* _Exercise objective_: Go through the records below line by line. Count the lines with "JSON" and give the count alone.

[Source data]
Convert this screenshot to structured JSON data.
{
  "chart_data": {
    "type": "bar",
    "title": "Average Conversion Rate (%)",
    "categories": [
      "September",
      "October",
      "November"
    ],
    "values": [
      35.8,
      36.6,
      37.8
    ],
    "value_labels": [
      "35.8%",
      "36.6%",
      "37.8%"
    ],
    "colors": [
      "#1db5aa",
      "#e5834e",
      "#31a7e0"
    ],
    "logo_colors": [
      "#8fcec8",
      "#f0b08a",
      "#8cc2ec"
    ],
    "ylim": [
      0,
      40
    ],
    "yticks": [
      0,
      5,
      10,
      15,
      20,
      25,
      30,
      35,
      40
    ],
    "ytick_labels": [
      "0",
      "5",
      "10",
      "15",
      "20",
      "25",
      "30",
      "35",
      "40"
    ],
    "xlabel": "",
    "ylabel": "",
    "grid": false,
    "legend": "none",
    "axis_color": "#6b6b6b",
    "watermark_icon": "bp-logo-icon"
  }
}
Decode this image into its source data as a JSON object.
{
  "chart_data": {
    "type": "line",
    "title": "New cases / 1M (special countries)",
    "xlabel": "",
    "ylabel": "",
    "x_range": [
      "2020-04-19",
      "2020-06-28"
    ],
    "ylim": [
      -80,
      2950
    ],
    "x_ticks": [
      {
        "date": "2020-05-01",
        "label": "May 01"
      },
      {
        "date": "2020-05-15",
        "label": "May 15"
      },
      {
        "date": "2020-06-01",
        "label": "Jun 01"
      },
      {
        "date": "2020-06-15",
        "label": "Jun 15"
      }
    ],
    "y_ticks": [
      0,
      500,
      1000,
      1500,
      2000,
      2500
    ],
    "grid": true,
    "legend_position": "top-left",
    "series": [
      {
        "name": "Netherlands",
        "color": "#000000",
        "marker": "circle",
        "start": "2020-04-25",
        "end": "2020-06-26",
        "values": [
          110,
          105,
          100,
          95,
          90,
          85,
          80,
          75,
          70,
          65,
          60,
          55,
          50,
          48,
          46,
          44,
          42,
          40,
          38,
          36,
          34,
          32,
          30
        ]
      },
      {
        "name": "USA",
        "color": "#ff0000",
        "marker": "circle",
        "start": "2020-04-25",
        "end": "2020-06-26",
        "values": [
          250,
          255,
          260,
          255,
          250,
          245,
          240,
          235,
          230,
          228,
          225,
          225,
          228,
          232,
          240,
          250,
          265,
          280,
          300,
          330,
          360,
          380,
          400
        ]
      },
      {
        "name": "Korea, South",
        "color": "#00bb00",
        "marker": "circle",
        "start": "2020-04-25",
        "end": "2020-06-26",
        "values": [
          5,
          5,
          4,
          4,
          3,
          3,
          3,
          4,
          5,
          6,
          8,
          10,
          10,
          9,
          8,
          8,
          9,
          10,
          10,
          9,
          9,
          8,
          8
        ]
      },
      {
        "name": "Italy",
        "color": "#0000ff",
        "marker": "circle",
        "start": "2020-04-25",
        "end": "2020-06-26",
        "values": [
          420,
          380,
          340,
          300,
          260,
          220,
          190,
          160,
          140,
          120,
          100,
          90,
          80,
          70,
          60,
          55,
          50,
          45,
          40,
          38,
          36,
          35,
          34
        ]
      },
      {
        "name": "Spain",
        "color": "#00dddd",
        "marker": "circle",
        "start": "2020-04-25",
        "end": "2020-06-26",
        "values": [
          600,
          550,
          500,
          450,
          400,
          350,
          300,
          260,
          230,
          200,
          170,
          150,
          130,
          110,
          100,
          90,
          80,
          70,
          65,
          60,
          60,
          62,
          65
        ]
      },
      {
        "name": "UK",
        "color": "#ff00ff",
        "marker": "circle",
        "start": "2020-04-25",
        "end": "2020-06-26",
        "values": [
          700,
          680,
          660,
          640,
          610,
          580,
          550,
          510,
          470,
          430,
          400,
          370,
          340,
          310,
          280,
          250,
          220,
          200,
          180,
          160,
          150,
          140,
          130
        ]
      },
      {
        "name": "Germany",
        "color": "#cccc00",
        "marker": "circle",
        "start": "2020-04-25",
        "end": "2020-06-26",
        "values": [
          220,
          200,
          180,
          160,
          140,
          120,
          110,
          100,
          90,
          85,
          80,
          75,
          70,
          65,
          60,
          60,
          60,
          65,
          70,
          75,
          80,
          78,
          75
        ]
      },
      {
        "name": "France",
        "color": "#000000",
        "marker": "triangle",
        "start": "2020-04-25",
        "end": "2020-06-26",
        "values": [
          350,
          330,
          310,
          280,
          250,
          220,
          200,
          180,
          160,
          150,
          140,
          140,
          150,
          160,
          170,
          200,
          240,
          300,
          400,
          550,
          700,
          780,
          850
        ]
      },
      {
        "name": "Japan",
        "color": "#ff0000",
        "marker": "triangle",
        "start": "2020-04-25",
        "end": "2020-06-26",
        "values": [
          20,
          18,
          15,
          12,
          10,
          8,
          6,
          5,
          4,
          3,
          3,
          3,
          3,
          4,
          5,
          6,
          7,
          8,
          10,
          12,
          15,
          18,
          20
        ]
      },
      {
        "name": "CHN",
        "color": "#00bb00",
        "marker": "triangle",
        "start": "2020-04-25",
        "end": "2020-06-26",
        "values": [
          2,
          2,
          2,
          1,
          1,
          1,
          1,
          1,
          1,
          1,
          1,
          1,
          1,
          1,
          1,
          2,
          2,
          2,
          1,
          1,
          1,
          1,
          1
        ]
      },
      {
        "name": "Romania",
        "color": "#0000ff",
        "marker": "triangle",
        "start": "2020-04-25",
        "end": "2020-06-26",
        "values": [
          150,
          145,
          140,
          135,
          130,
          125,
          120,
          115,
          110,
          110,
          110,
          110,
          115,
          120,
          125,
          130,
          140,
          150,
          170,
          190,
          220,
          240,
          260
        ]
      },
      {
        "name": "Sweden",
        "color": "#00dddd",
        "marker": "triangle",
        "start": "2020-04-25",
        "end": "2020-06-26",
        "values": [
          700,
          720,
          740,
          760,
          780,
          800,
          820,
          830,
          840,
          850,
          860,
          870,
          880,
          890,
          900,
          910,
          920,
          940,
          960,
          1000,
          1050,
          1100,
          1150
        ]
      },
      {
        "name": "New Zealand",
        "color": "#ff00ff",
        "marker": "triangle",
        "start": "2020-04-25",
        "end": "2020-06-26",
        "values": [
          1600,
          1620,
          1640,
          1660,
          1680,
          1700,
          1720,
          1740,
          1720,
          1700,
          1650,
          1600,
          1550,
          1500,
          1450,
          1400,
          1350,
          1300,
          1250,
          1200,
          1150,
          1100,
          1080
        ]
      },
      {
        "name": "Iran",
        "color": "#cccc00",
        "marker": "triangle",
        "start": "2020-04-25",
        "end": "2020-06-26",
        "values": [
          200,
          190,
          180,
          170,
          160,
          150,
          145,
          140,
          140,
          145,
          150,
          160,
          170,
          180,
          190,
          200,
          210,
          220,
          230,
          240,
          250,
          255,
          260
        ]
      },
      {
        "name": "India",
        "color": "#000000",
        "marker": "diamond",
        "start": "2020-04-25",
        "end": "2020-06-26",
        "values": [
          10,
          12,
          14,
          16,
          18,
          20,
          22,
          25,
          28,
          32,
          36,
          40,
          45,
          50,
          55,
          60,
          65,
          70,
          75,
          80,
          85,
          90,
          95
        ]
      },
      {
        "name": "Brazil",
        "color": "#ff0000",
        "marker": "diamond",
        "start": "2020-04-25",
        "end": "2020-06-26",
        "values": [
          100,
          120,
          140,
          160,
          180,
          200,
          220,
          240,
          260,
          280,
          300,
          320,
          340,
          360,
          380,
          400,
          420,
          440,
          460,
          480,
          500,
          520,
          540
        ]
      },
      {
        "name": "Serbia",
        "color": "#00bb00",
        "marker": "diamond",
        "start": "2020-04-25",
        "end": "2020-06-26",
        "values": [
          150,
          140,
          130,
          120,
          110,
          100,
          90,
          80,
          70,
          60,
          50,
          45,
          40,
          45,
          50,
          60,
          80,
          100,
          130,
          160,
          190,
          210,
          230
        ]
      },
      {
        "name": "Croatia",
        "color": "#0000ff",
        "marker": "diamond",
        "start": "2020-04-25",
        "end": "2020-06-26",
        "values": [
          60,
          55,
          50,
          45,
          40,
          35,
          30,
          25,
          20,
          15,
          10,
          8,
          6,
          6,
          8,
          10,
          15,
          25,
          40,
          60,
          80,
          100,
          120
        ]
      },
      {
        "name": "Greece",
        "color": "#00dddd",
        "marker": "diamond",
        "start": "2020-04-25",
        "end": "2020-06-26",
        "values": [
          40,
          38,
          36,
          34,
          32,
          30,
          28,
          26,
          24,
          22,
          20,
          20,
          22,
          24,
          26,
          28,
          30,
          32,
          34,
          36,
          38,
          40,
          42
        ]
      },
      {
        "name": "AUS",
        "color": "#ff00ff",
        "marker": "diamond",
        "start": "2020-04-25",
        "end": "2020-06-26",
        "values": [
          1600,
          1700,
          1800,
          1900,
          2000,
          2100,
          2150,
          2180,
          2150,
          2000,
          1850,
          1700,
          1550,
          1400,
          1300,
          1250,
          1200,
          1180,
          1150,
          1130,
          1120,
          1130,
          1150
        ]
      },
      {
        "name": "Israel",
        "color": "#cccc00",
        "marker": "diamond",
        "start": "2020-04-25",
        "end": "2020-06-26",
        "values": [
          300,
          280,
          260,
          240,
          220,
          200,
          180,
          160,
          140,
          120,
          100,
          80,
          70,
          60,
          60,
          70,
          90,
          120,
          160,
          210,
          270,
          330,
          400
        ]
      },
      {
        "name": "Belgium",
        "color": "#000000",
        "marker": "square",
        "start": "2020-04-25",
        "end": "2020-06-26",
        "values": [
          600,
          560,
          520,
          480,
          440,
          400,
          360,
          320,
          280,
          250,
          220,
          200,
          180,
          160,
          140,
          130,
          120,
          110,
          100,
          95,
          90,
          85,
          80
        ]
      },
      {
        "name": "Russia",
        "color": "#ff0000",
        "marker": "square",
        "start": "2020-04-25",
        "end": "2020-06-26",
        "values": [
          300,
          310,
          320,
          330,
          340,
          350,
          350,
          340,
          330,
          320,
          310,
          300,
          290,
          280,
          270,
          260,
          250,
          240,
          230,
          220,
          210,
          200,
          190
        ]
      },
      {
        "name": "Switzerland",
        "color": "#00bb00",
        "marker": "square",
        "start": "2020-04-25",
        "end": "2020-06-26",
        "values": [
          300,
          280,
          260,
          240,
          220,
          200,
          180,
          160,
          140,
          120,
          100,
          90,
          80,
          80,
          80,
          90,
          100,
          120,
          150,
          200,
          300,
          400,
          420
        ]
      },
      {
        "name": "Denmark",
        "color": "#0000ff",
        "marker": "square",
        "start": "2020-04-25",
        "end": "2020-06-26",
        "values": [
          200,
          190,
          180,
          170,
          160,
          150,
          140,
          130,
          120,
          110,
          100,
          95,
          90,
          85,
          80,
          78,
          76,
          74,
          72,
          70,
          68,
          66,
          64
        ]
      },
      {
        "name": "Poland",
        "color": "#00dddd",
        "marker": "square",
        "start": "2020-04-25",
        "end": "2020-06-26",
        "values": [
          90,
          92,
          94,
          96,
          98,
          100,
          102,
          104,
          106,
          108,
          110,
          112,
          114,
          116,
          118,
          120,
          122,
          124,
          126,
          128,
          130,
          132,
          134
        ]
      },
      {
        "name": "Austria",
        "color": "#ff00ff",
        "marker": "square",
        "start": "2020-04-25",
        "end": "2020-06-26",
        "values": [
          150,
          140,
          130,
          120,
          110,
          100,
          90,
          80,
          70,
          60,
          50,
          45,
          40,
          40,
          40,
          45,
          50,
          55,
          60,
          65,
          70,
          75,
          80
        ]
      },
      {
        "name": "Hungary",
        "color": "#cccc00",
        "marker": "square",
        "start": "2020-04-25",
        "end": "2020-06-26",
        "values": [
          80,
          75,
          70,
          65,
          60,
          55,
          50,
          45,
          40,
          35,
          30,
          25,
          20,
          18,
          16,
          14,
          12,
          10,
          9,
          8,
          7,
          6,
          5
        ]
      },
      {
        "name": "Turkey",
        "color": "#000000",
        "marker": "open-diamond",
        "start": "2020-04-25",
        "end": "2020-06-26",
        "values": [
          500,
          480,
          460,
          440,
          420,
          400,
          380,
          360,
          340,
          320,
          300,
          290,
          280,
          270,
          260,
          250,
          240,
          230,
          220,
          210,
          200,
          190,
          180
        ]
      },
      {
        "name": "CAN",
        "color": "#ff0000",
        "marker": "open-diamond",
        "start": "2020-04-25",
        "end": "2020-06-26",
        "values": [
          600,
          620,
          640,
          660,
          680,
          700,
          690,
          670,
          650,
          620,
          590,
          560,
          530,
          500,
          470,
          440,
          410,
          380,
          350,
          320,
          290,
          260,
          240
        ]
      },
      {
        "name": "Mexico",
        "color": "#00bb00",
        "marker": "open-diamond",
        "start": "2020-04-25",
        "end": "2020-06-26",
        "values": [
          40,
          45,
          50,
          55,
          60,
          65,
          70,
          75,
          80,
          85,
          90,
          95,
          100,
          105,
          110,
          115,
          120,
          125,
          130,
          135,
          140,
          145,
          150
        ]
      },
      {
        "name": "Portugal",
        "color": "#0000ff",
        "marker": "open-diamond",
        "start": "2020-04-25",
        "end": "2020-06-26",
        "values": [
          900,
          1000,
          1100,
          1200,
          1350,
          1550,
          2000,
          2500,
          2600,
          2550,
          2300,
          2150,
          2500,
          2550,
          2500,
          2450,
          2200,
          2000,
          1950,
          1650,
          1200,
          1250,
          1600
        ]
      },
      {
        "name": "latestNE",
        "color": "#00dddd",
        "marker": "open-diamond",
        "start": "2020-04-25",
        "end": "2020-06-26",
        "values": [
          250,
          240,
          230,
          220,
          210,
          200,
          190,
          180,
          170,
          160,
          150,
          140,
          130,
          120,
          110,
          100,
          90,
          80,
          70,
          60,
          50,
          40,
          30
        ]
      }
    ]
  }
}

* _Worked solution_: 2